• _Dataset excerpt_
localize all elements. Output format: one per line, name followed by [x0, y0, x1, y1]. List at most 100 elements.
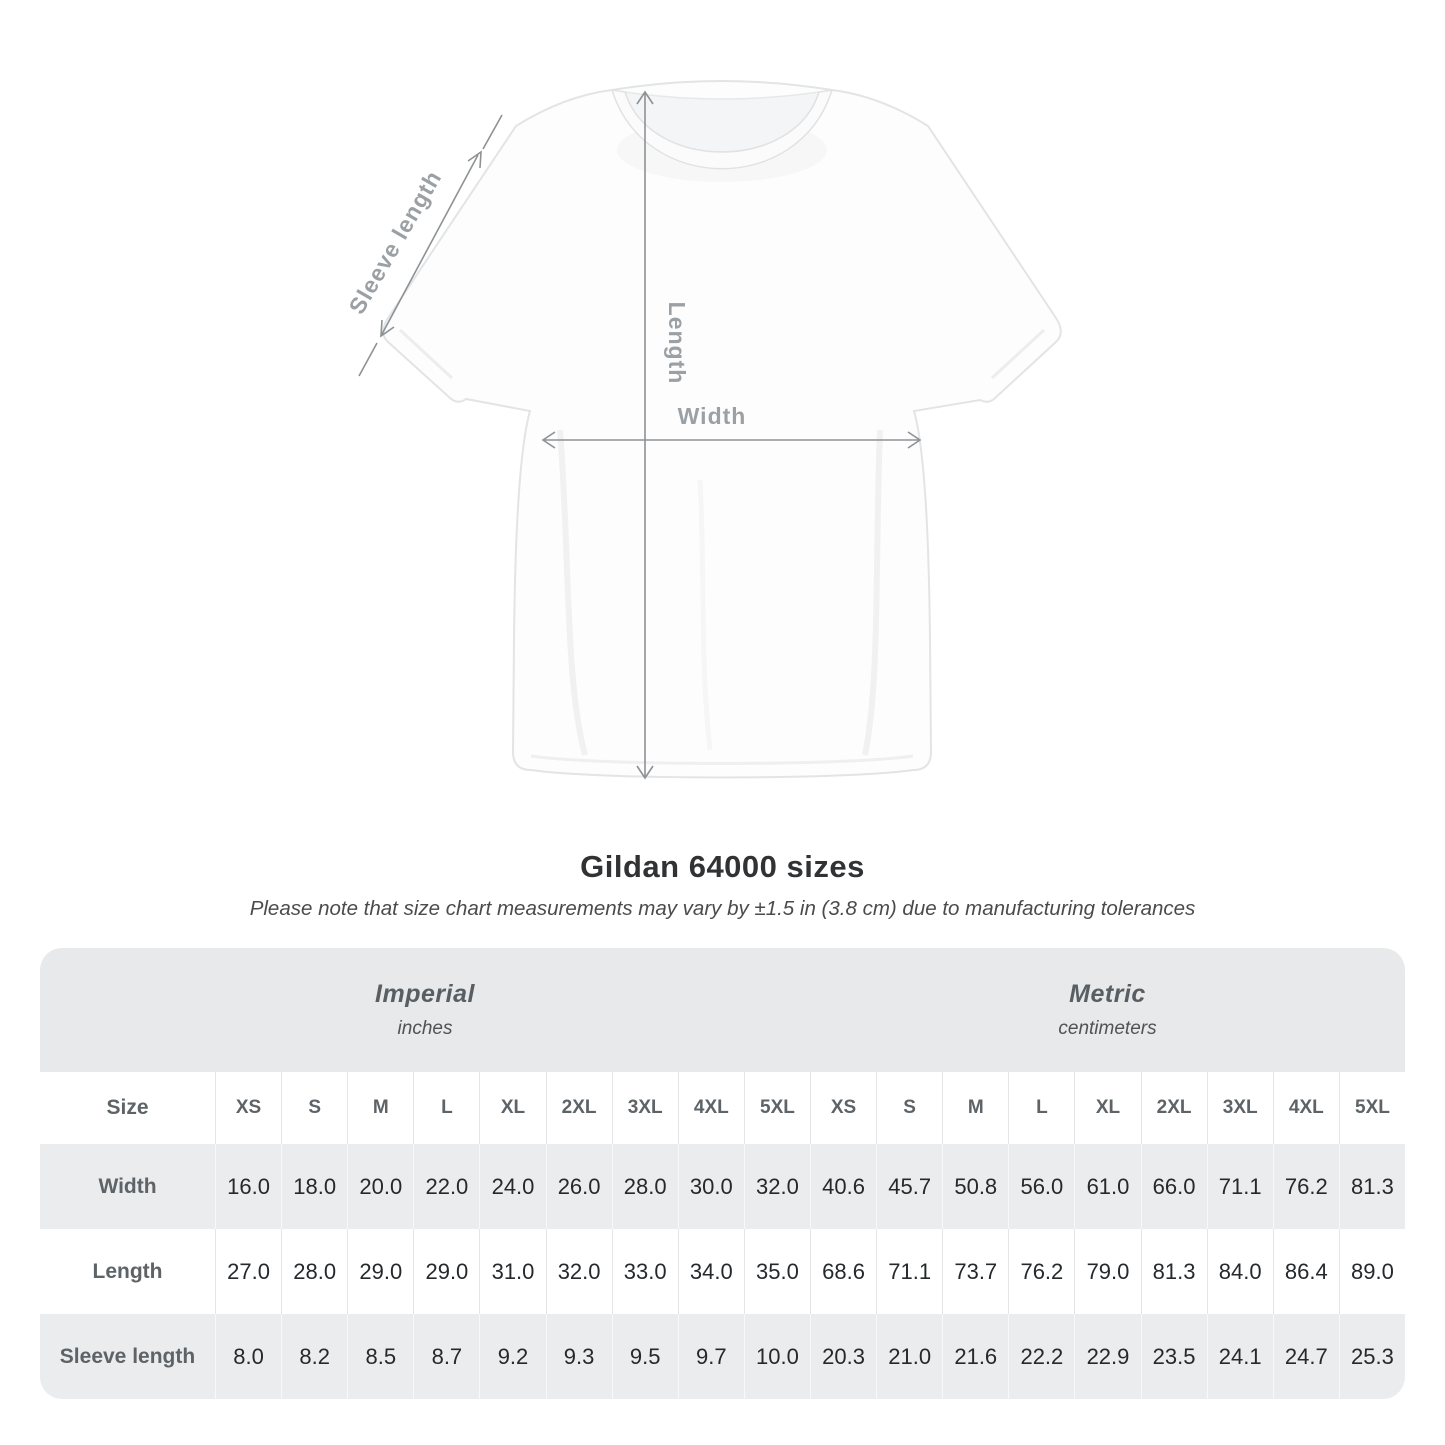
table-cell: 28.0 [281, 1229, 348, 1314]
table-cell: 32.0 [743, 1144, 810, 1229]
sleeve-arrow-top-icon [467, 150, 482, 169]
length-arrow-top-icon [636, 90, 654, 105]
table-cell: 31.0 [479, 1229, 546, 1314]
table-cell: 29.0 [413, 1229, 480, 1314]
sleeve-measure-line [380, 154, 479, 337]
size-header-cell: L [413, 1072, 480, 1144]
right-cuff-seam [990, 328, 1046, 380]
size-header-cell: 5XL [1338, 1072, 1405, 1144]
wrinkle-shade-right [862, 429, 883, 756]
table-cell: 8.5 [347, 1314, 414, 1399]
imperial-group-unit: inches [397, 1018, 453, 1039]
table-cell: 22.0 [413, 1144, 480, 1229]
table-cell: 8.7 [413, 1314, 480, 1399]
table-cell: 81.3 [1338, 1144, 1405, 1229]
size-header-cell: 3XL [611, 1072, 678, 1144]
table-cell: 86.4 [1272, 1229, 1339, 1314]
size-header-cell: S [876, 1072, 943, 1144]
width-arrow-right-icon [907, 431, 922, 449]
size-header-cell: 2XL [545, 1072, 612, 1144]
tshirt-body [382, 80, 1062, 779]
table-cell: 23.5 [1140, 1314, 1207, 1399]
table-cell: 35.0 [743, 1229, 810, 1314]
table-cell: 20.0 [347, 1144, 414, 1229]
size-column-label: Size [40, 1072, 215, 1144]
table-cell: 24.0 [479, 1144, 546, 1229]
unit-group-header-row: Imperial inches Metric centimeters [40, 948, 1405, 1072]
table-cell: 21.6 [942, 1314, 1009, 1399]
table-cell: 29.0 [347, 1229, 414, 1314]
length-arrow-bottom-icon [636, 765, 654, 780]
size-header-cell: XS [215, 1072, 282, 1144]
table-cell: 16.0 [215, 1144, 282, 1229]
row-label: Width [40, 1144, 215, 1229]
size-header-cell: 2XL [1140, 1072, 1207, 1144]
size-header-cell: S [281, 1072, 348, 1144]
size-header-cell: L [1008, 1072, 1075, 1144]
table-cell: 79.0 [1074, 1229, 1141, 1314]
table-cell: 25.3 [1338, 1314, 1405, 1399]
table-cell: 61.0 [1074, 1144, 1141, 1229]
table-cell: 56.0 [1008, 1144, 1075, 1229]
table-cell: 8.0 [215, 1314, 282, 1399]
size-header-cell: XS [809, 1072, 877, 1144]
wrinkle-shade-left [557, 429, 588, 756]
table-cell: 21.0 [876, 1314, 943, 1399]
width-arrow-left-icon [541, 431, 556, 449]
tolerance-note: Please note that size chart measurements… [249, 897, 1196, 920]
table-cell: 45.7 [876, 1144, 943, 1229]
table-cell: 33.0 [611, 1229, 678, 1314]
size-header-cell: 4XL [677, 1072, 744, 1144]
table-cell: 24.7 [1272, 1314, 1339, 1399]
table-cell: 30.0 [677, 1144, 744, 1229]
table-cell: 9.2 [479, 1314, 546, 1399]
table-cell: 76.2 [1272, 1144, 1339, 1229]
row-label: Length [40, 1229, 215, 1314]
table-cell: 9.3 [545, 1314, 612, 1399]
collar-band [610, 89, 834, 170]
metric-group-unit: centimeters [1058, 1018, 1157, 1039]
tshirt-illustration: Length Width Sleeve length [343, 80, 1062, 780]
table-cell: 10.0 [743, 1314, 810, 1399]
size-header-cell: XL [479, 1072, 546, 1144]
size-header-row: Size XS S M L XL 2XL 3XL 4XL 5XL XS S M … [40, 1072, 1405, 1144]
length-label: Length [664, 302, 690, 385]
size-header-cell: 5XL [743, 1072, 810, 1144]
left-cuff-seam [398, 328, 454, 380]
table-cell: 32.0 [545, 1229, 612, 1314]
table-cell: 34.0 [677, 1229, 744, 1314]
size-table-container: Imperial inches Metric centimeters Size … [40, 948, 1405, 1399]
size-header-cell: M [347, 1072, 414, 1144]
sleeve-arrow-bottom-icon [380, 319, 395, 338]
table-cell: 73.7 [942, 1229, 1009, 1314]
table-cell: 22.9 [1074, 1314, 1141, 1399]
table-cell: 89.0 [1338, 1229, 1405, 1314]
table-cell: 71.1 [876, 1229, 943, 1314]
imperial-group-name: Imperial [375, 980, 475, 1008]
table-cell: 9.5 [611, 1314, 678, 1399]
table-cell: 28.0 [611, 1144, 678, 1229]
page-title: Gildan 64000 sizes [580, 849, 865, 884]
table-cell: 40.6 [809, 1144, 877, 1229]
table-cell: 8.2 [281, 1314, 348, 1399]
size-table: Imperial inches Metric centimeters Size … [40, 948, 1405, 1399]
table-cell: 22.2 [1008, 1314, 1075, 1399]
table-cell: 81.3 [1140, 1229, 1207, 1314]
table-cell: 27.0 [215, 1229, 282, 1314]
table-cell: 50.8 [942, 1144, 1009, 1229]
imperial-group-header: Imperial inches [40, 948, 810, 1072]
length-row: Length 27.0 28.0 29.0 29.0 31.0 32.0 33.… [40, 1229, 1405, 1314]
sleeve-line-extension-bottom [358, 342, 378, 377]
width-row: Width 16.0 18.0 20.0 22.0 24.0 26.0 28.0… [40, 1144, 1405, 1229]
table-cell: 24.1 [1206, 1314, 1273, 1399]
size-header-cell: XL [1074, 1072, 1141, 1144]
size-header-cell: 4XL [1272, 1072, 1339, 1144]
table-cell: 18.0 [281, 1144, 348, 1229]
metric-group-name: Metric [1069, 980, 1146, 1008]
metric-group-header: Metric centimeters [809, 948, 1405, 1072]
row-label: Sleeve length [40, 1314, 215, 1399]
table-cell: 20.3 [809, 1314, 877, 1399]
wrinkle-shade-center [697, 479, 713, 751]
table-cell: 9.7 [677, 1314, 744, 1399]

• _Task_
Can you copy every one of these lines word for word, omitting the picture from your answer?

• _Exercise solution_
localize all elements. Output format: one per line, name followed by [x0, y0, x1, y1]. List at most 100 elements.
table-cell: 28.0 [281, 1229, 348, 1314]
table-cell: 32.0 [743, 1144, 810, 1229]
sleeve-arrow-top-icon [467, 150, 482, 169]
length-arrow-top-icon [636, 90, 654, 105]
table-cell: 31.0 [479, 1229, 546, 1314]
table-cell: 29.0 [413, 1229, 480, 1314]
sleeve-measure-line [380, 154, 479, 337]
size-header-cell: L [413, 1072, 480, 1144]
right-cuff-seam [990, 328, 1046, 380]
size-header-cell: 5XL [1338, 1072, 1405, 1144]
wrinkle-shade-right [862, 429, 883, 756]
table-cell: 8.5 [347, 1314, 414, 1399]
imperial-group-unit: inches [397, 1018, 453, 1039]
table-cell: 22.0 [413, 1144, 480, 1229]
table-cell: 8.7 [413, 1314, 480, 1399]
table-cell: 81.3 [1338, 1144, 1405, 1229]
size-header-cell: 3XL [611, 1072, 678, 1144]
table-cell: 86.4 [1272, 1229, 1339, 1314]
size-header-cell: S [876, 1072, 943, 1144]
width-arrow-right-icon [907, 431, 922, 449]
size-header-cell: 2XL [545, 1072, 612, 1144]
tshirt-body [382, 80, 1062, 779]
table-cell: 23.5 [1140, 1314, 1207, 1399]
table-cell: 35.0 [743, 1229, 810, 1314]
table-cell: 20.0 [347, 1144, 414, 1229]
size-column-label: Size [40, 1072, 215, 1144]
table-cell: 24.0 [479, 1144, 546, 1229]
unit-group-header-row: Imperial inches Metric centimeters [40, 948, 1405, 1072]
table-cell: 21.6 [942, 1314, 1009, 1399]
table-cell: 29.0 [347, 1229, 414, 1314]
length-arrow-bottom-icon [636, 765, 654, 780]
size-header-cell: XS [215, 1072, 282, 1144]
table-cell: 16.0 [215, 1144, 282, 1229]
row-label: Width [40, 1144, 215, 1229]
size-header-cell: 2XL [1140, 1072, 1207, 1144]
size-header-cell: S [281, 1072, 348, 1144]
size-header-cell: L [1008, 1072, 1075, 1144]
table-cell: 79.0 [1074, 1229, 1141, 1314]
table-cell: 25.3 [1338, 1314, 1405, 1399]
table-cell: 61.0 [1074, 1144, 1141, 1229]
table-cell: 56.0 [1008, 1144, 1075, 1229]
table-cell: 8.0 [215, 1314, 282, 1399]
size-header-cell: XS [809, 1072, 877, 1144]
wrinkle-shade-left [557, 429, 588, 756]
table-cell: 21.0 [876, 1314, 943, 1399]
width-arrow-left-icon [541, 431, 556, 449]
tolerance-note: Please note that size chart measurements… [249, 897, 1196, 920]
table-cell: 45.7 [876, 1144, 943, 1229]
table-cell: 33.0 [611, 1229, 678, 1314]
size-header-cell: 4XL [677, 1072, 744, 1144]
table-cell: 24.7 [1272, 1314, 1339, 1399]
table-cell: 30.0 [677, 1144, 744, 1229]
table-cell: 9.2 [479, 1314, 546, 1399]
table-cell: 76.2 [1272, 1144, 1339, 1229]
row-label: Length [40, 1229, 215, 1314]
table-cell: 9.3 [545, 1314, 612, 1399]
collar-band [610, 89, 834, 170]
metric-group-unit: centimeters [1058, 1018, 1157, 1039]
tshirt-illustration: Length Width Sleeve length [343, 80, 1062, 780]
table-cell: 10.0 [743, 1314, 810, 1399]
size-header-cell: XL [479, 1072, 546, 1144]
size-header-row: Size XS S M L XL 2XL 3XL 4XL 5XL XS S M … [40, 1072, 1405, 1144]
length-label: Length [664, 302, 690, 385]
size-header-cell: 5XL [743, 1072, 810, 1144]
left-cuff-seam [398, 328, 454, 380]
table-cell: 32.0 [545, 1229, 612, 1314]
table-cell: 34.0 [677, 1229, 744, 1314]
size-table-container: Imperial inches Metric centimeters Size … [40, 948, 1405, 1399]
size-header-cell: M [347, 1072, 414, 1144]
sleeve-arrow-bottom-icon [380, 319, 395, 338]
table-cell: 73.7 [942, 1229, 1009, 1314]
table-cell: 22.9 [1074, 1314, 1141, 1399]
table-cell: 89.0 [1338, 1229, 1405, 1314]
table-cell: 71.1 [876, 1229, 943, 1314]
imperial-group-name: Imperial [375, 980, 475, 1008]
table-cell: 9.5 [611, 1314, 678, 1399]
table-cell: 28.0 [611, 1144, 678, 1229]
page-title: Gildan 64000 sizes [580, 849, 865, 884]
table-cell: 40.6 [809, 1144, 877, 1229]
table-cell: 8.2 [281, 1314, 348, 1399]
size-table: Imperial inches Metric centimeters Size … [40, 948, 1405, 1399]
table-cell: 22.2 [1008, 1314, 1075, 1399]
table-cell: 81.3 [1140, 1229, 1207, 1314]
table-cell: 27.0 [215, 1229, 282, 1314]
table-cell: 50.8 [942, 1144, 1009, 1229]
imperial-group-header: Imperial inches [40, 948, 810, 1072]
length-row: Length 27.0 28.0 29.0 29.0 31.0 32.0 33.… [40, 1229, 1405, 1314]
sleeve-line-extension-bottom [358, 342, 378, 377]
width-row: Width 16.0 18.0 20.0 22.0 24.0 26.0 28.0… [40, 1144, 1405, 1229]
table-cell: 24.1 [1206, 1314, 1273, 1399]
size-header-cell: XL [1074, 1072, 1141, 1144]
size-header-cell: 4XL [1272, 1072, 1339, 1144]
table-cell: 18.0 [281, 1144, 348, 1229]
metric-group-name: Metric [1069, 980, 1146, 1008]
metric-group-header: Metric centimeters [809, 948, 1405, 1072]
row-label: Sleeve length [40, 1314, 215, 1399]
table-cell: 20.3 [809, 1314, 877, 1399]
wrinkle-shade-center [697, 479, 713, 751]
table-cell: 9.7 [677, 1314, 744, 1399]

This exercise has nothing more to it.